## EXERCISE DESCRIPTION:
Look through the lines below and extract any with the word "JSON".

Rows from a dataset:
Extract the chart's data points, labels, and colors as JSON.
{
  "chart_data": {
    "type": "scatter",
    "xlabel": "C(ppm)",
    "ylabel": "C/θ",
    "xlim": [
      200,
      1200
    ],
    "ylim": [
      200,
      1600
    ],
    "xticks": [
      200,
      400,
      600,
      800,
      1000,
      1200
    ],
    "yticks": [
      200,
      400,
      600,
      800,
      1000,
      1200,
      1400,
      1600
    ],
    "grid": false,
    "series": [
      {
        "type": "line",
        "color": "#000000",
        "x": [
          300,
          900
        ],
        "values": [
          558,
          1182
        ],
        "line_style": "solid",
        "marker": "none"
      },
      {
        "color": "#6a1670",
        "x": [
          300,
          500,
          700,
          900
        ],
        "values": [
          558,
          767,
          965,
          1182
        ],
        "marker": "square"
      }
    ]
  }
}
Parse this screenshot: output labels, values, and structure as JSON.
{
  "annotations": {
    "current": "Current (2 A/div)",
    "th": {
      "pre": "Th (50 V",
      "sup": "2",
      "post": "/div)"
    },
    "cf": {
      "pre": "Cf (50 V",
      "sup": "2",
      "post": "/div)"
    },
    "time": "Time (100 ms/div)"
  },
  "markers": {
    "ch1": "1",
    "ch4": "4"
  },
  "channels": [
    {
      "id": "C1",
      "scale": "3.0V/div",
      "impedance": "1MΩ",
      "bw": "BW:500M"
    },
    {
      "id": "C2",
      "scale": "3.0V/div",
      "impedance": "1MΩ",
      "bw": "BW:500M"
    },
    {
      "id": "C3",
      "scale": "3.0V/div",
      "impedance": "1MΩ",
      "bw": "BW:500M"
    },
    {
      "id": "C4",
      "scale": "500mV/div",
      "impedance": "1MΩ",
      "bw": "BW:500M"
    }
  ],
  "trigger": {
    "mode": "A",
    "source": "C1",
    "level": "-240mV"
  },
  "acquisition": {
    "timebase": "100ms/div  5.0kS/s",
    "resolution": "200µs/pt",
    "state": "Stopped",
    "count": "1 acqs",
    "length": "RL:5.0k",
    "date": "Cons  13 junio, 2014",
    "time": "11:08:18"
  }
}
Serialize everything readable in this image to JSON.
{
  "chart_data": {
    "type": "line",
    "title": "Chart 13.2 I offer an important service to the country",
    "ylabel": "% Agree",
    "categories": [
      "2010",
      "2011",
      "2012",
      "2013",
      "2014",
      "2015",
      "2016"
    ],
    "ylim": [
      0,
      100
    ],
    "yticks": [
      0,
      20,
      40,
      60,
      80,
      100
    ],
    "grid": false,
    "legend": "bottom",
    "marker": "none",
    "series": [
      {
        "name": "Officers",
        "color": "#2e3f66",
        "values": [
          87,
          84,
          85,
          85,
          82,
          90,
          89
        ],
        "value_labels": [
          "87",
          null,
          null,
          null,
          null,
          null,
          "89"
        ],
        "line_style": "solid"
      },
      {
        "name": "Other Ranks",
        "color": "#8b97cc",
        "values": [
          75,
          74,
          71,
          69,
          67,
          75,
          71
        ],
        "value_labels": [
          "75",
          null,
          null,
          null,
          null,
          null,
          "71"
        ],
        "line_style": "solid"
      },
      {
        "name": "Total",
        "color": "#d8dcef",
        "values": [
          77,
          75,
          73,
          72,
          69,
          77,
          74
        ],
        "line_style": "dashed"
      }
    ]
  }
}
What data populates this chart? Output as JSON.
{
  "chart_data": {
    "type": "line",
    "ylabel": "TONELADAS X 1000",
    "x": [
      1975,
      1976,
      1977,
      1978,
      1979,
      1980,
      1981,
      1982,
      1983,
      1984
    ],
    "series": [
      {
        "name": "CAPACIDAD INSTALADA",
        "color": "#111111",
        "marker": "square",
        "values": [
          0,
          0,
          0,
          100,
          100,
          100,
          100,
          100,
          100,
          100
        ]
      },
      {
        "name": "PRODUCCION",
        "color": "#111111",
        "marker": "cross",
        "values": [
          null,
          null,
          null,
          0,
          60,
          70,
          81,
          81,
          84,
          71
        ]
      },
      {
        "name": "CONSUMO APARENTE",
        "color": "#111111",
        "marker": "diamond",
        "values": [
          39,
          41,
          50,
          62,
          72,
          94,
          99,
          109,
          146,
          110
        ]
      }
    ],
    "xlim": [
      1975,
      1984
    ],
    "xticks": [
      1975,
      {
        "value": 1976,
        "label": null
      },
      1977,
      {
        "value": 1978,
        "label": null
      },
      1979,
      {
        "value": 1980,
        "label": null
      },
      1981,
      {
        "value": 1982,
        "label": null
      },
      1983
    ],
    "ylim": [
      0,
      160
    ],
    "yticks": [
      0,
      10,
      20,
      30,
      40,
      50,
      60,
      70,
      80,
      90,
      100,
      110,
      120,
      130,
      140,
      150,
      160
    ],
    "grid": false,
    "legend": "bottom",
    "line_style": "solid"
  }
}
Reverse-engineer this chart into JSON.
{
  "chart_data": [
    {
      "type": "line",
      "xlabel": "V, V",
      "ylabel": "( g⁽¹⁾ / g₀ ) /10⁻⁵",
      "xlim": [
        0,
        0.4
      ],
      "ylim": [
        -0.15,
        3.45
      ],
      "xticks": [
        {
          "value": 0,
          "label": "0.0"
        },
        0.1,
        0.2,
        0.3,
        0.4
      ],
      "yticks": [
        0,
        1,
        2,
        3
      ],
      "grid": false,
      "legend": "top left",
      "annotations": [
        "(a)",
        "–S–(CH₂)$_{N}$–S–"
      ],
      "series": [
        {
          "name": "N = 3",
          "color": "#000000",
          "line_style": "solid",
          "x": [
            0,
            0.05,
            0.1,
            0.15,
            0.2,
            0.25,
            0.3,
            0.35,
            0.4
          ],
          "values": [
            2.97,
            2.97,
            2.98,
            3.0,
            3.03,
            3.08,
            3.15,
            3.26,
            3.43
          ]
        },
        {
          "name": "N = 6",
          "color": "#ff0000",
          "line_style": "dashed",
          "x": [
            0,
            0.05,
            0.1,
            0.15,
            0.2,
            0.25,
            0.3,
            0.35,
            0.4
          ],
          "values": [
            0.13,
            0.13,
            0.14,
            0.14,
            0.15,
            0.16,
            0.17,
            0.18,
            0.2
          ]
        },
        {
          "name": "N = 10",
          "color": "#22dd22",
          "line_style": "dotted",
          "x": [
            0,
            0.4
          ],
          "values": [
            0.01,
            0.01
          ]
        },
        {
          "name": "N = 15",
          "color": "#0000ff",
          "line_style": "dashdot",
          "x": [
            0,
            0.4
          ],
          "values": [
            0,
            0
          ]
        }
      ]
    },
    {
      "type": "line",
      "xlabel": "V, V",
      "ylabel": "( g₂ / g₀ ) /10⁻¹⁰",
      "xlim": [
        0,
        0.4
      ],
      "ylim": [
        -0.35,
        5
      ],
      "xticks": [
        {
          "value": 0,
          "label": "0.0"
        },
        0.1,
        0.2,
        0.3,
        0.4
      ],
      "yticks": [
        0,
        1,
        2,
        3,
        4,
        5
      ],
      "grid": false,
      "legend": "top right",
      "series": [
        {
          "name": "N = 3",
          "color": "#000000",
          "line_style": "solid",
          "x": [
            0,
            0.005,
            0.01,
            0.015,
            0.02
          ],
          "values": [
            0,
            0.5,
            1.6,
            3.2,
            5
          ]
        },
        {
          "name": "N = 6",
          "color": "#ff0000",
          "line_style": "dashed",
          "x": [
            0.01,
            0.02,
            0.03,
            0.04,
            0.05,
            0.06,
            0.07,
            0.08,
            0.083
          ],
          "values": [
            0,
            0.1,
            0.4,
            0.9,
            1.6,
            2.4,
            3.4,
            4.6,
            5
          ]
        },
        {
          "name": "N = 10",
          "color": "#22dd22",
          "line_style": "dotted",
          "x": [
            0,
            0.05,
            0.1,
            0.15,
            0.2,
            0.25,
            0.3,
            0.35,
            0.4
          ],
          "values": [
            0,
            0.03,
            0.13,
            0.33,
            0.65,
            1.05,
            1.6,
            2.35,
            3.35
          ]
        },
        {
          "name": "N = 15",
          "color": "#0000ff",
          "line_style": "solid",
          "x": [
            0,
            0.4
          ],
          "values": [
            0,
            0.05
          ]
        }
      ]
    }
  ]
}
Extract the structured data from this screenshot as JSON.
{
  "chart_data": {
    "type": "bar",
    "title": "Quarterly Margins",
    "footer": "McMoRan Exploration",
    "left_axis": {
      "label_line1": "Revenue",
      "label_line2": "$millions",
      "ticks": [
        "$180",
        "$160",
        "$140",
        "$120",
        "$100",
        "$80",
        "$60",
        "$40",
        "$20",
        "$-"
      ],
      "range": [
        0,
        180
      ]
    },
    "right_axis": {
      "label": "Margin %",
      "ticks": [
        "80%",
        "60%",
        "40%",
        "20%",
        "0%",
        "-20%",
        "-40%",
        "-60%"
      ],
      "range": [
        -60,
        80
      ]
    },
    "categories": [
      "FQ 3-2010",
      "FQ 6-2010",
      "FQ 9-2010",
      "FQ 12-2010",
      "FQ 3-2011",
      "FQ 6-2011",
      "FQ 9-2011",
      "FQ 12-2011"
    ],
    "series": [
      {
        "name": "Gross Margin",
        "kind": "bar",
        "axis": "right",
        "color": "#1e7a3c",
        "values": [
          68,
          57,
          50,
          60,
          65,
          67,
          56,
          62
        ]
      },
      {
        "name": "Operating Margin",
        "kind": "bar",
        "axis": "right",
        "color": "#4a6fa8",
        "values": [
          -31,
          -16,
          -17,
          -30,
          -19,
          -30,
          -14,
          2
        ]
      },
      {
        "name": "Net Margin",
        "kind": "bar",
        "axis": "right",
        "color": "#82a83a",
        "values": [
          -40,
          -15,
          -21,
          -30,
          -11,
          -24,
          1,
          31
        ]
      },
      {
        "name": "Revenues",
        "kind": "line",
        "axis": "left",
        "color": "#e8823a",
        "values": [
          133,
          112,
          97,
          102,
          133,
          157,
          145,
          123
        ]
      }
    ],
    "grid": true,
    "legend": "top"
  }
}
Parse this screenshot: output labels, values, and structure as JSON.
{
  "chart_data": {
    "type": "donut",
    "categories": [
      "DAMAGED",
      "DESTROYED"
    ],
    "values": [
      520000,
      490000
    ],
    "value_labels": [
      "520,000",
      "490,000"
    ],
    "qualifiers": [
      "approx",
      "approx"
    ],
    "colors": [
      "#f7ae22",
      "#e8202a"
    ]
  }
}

## SOLUTION TO THE EXERCISE:
Extract the chart's data points, labels, and colors as JSON.
Parse this screenshot: output labels, values, and structure as JSON.
Serialize everything readable in this image to JSON.
What data populates this chart? Output as JSON.
Reverse-engineer this chart into JSON.
Extract the structured data from this screenshot as JSON.
Parse this screenshot: output labels, values, and structure as JSON.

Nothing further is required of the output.